> [OBJECTIVE]
Copy out the data exactly, leaving the pictures behind.

____________

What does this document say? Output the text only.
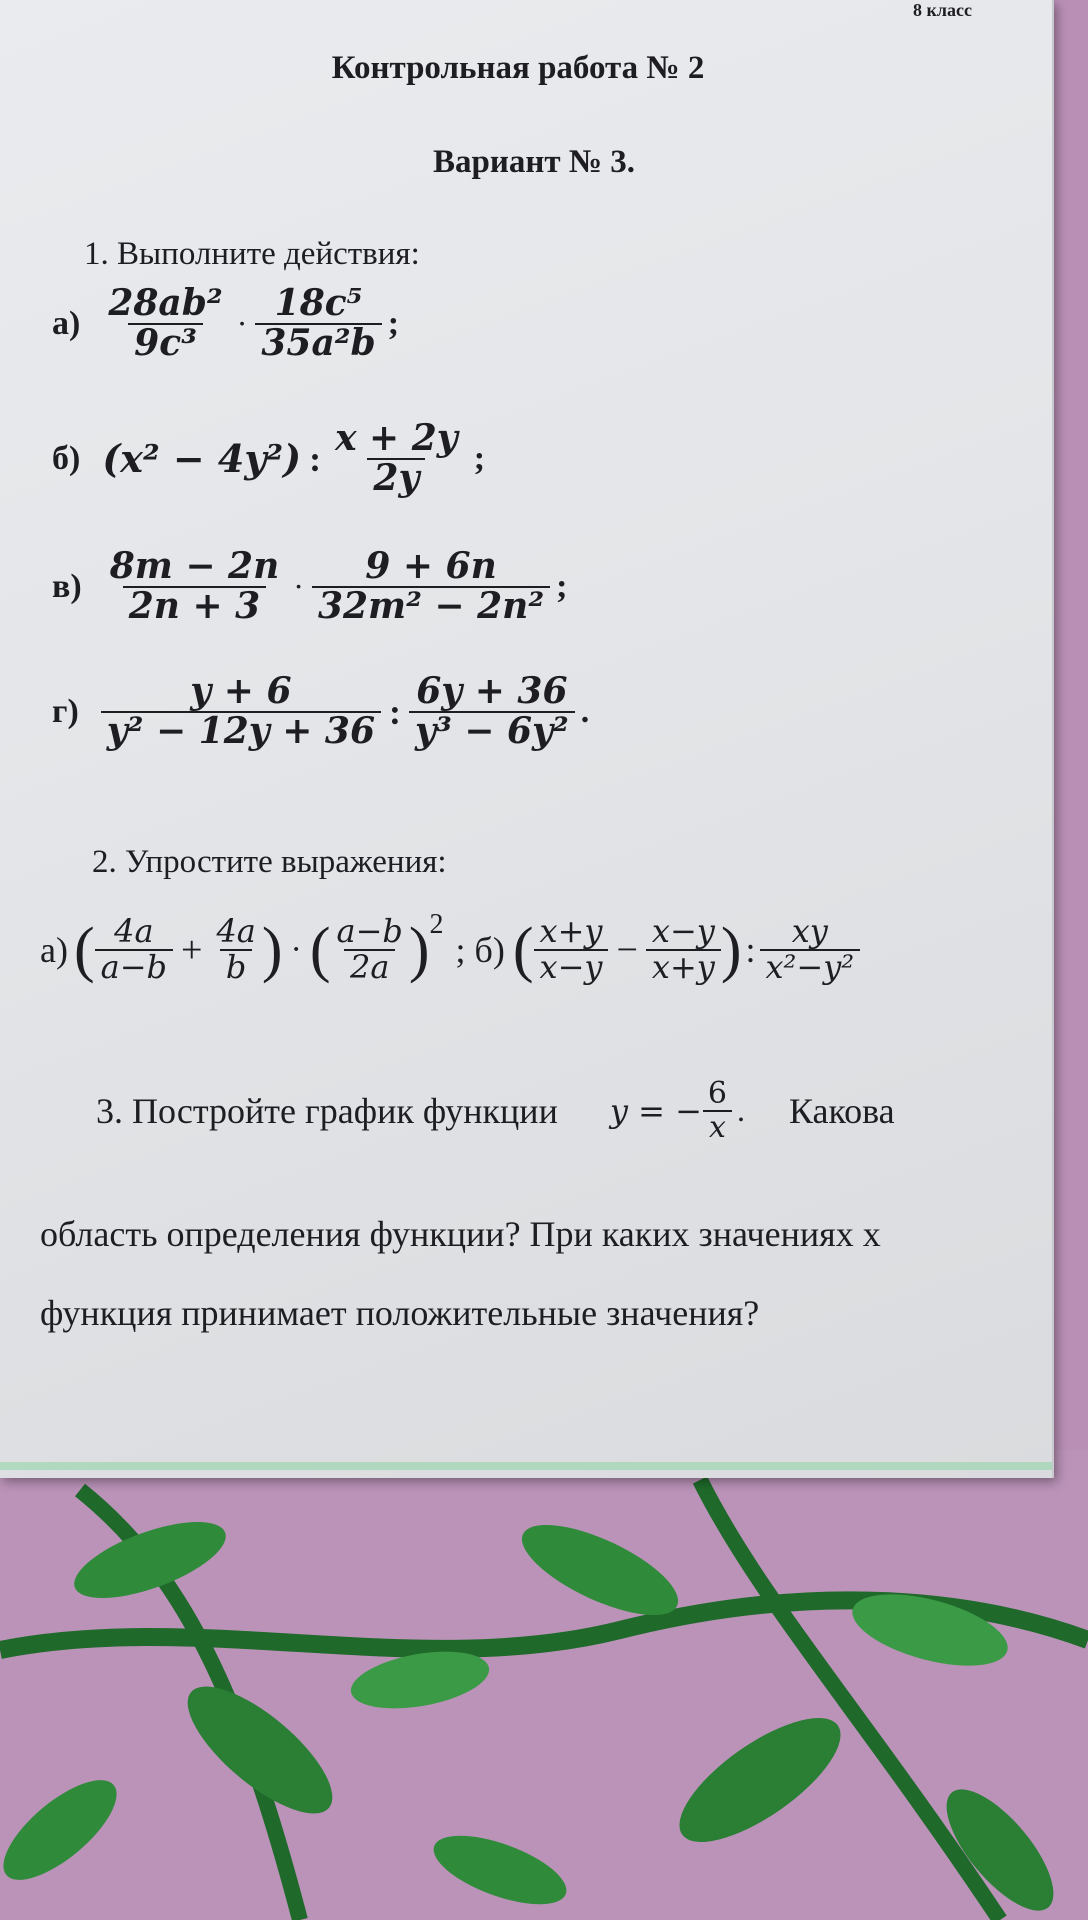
8 класс
Контрольная работа № 2
Вариант № 3.
1. Выполните действия:
$а) \frac{\text{28ab²}}{\text{9c³}} \cdot \frac{\text{18c⁵}}{\text{35a²b}}$ ;
б) (x² − 4y²) : $\frac{x + 2y}{2y}$ ;
$в) \frac{8m - 2n}{2n + 3} \cdot \frac{9 + 6n}{\text{32m² − 2n²}}$ ;
$г) \frac{y + 6}{\text{y² − 12y + 36}}$ : $\frac{6y + 36}{\text{y³ − 6y²}}$ .
2. Упростите выражения:
а) ( $\frac{4a}{a-b} + \frac{4a}{b}$ ) · ( $\frac{a-b}{2a}$ ) 2
; б) ( $\frac{x+y}{x-y} - \frac{x-y}{x+y}$ ) : $\frac{xy}{\text{x²−y²}}$
3. Постройте график функции y = − $\frac{6}{x}$ . Какова
область определения функции? При каких значениях x
функция принимает положительные значения?
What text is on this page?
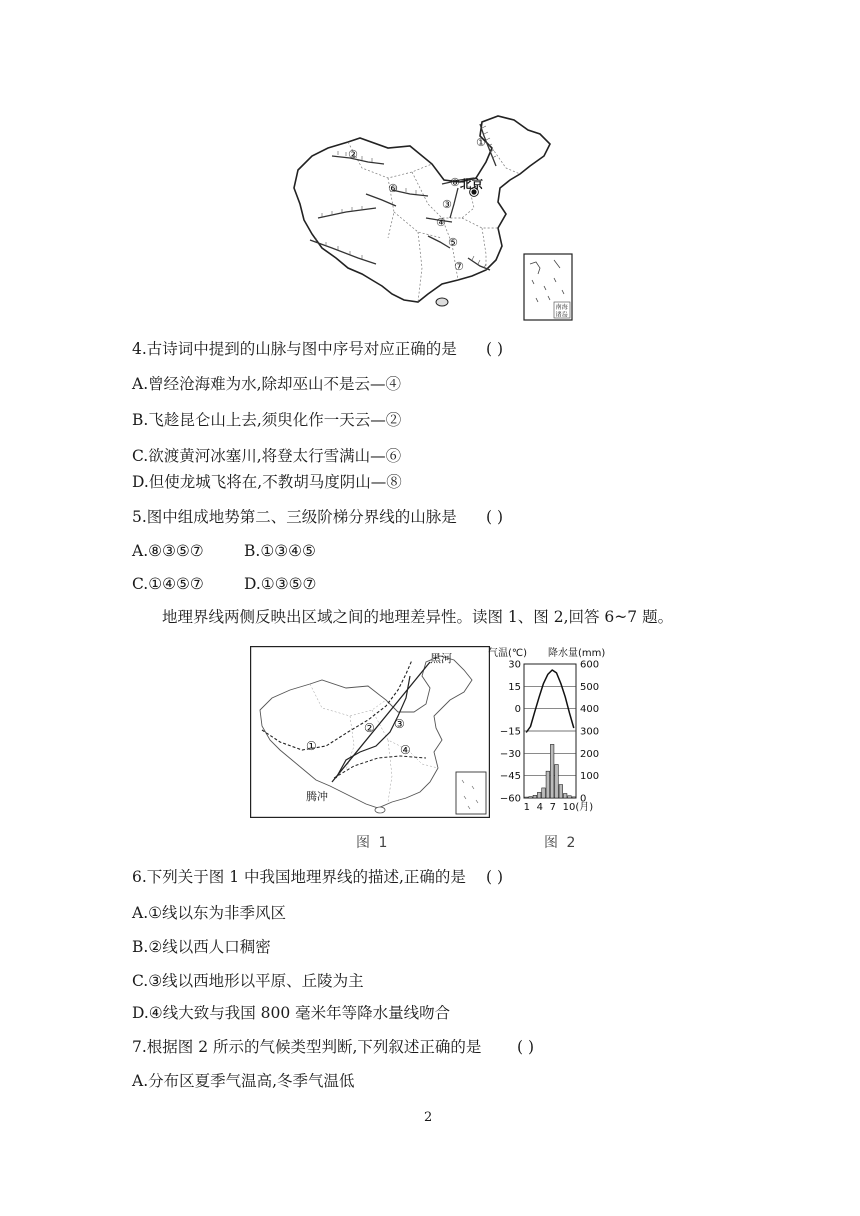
①
②
③
④
⑤
⑥
⑦
⑧ 北京
南海
诸岛
4.古诗词中提到的山脉与图中序号对应正确的是 ( )
A.曾经沧海难为水,除却巫山不是云—④
B.飞趁昆仑山上去,须臾化作一天云—②
C.欲渡黄河冰塞川,将登太行雪满山—⑥
D.但使龙城飞将在,不教胡马度阴山—⑧
5.图中组成地势第二、三级阶梯分界线的山脉是 ( )
A.⑧③⑤⑦	B.①③④⑤
C.①④⑤⑦	D.①③⑤⑦
地理界线两侧反映出区域之间的地理差异性。读图 1、图 2,回答 6~7 题。
黑河
腾冲
①
② ③
④
气温(℃) 降水量(mm)
30	600
15	500
0	400
−15	300
−30	200
−45	100
−60	0
1 4 7 10(月)
图 1	图 2
6.下列关于图 1 中我国地理界线的描述,正确的是 ( )
A.①线以东为非季风区
B.②线以西人口稠密
C.③线以西地形以平原、丘陵为主
D.④线大致与我国 800 毫米年等降水量线吻合
7.根据图 2 所示的气候类型判断,下列叙述正确的是 ( )
A.分布区夏季气温高,冬季气温低
2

____________

> [PROBLEM SOLUTION]
What does this document say? Output the text only.
8 класс
Контрольная работа № 2
Вариант № 3.
1. Выполните действия:
$а) \frac{\text{28ab²}}{\text{9c³}} \cdot \frac{\text{18c⁵}}{\text{35a²b}}$ ;
б) (x² − 4y²) : $\frac{x + 2y}{2y}$ ;
$в) \frac{8m - 2n}{2n + 3} \cdot \frac{9 + 6n}{\text{32m² − 2n²}}$ ;
$г) \frac{y + 6}{\text{y² − 12y + 36}}$ : $\frac{6y + 36}{\text{y³ − 6y²}}$ .
2. Упростите выражения:
а) ( $\frac{4a}{a-b} + \frac{4a}{b}$ ) · ( $\frac{a-b}{2a}$ ) 2
; б) ( $\frac{x+y}{x-y} - \frac{x-y}{x+y}$ ) : $\frac{xy}{\text{x²−y²}}$
3. Постройте график функции y = − $\frac{6}{x}$ . Какова
область определения функции? При каких значениях x
функция принимает положительные значения?
What text is on this page?
①
②
③
④
⑤
⑥
⑦
⑧ 北京
南海
诸岛
4.古诗词中提到的山脉与图中序号对应正确的是 ( )
A.曾经沧海难为水,除却巫山不是云—④
B.飞趁昆仑山上去,须臾化作一天云—②
C.欲渡黄河冰塞川,将登太行雪满山—⑥
D.但使龙城飞将在,不教胡马度阴山—⑧
5.图中组成地势第二、三级阶梯分界线的山脉是 ( )
A.⑧③⑤⑦	B.①③④⑤
C.①④⑤⑦	D.①③⑤⑦
地理界线两侧反映出区域之间的地理差异性。读图 1、图 2,回答 6~7 题。
黑河
腾冲
①
② ③
④
气温(℃) 降水量(mm)
30	600
15	500
0	400
−15	300
−30	200
−45	100
−60	0
1 4 7 10(月)
图 1	图 2
6.下列关于图 1 中我国地理界线的描述,正确的是 ( )
A.①线以东为非季风区
B.②线以西人口稠密
C.③线以西地形以平原、丘陵为主
D.④线大致与我国 800 毫米年等降水量线吻合
7.根据图 2 所示的气候类型判断,下列叙述正确的是 ( )
A.分布区夏季气温高,冬季气温低
2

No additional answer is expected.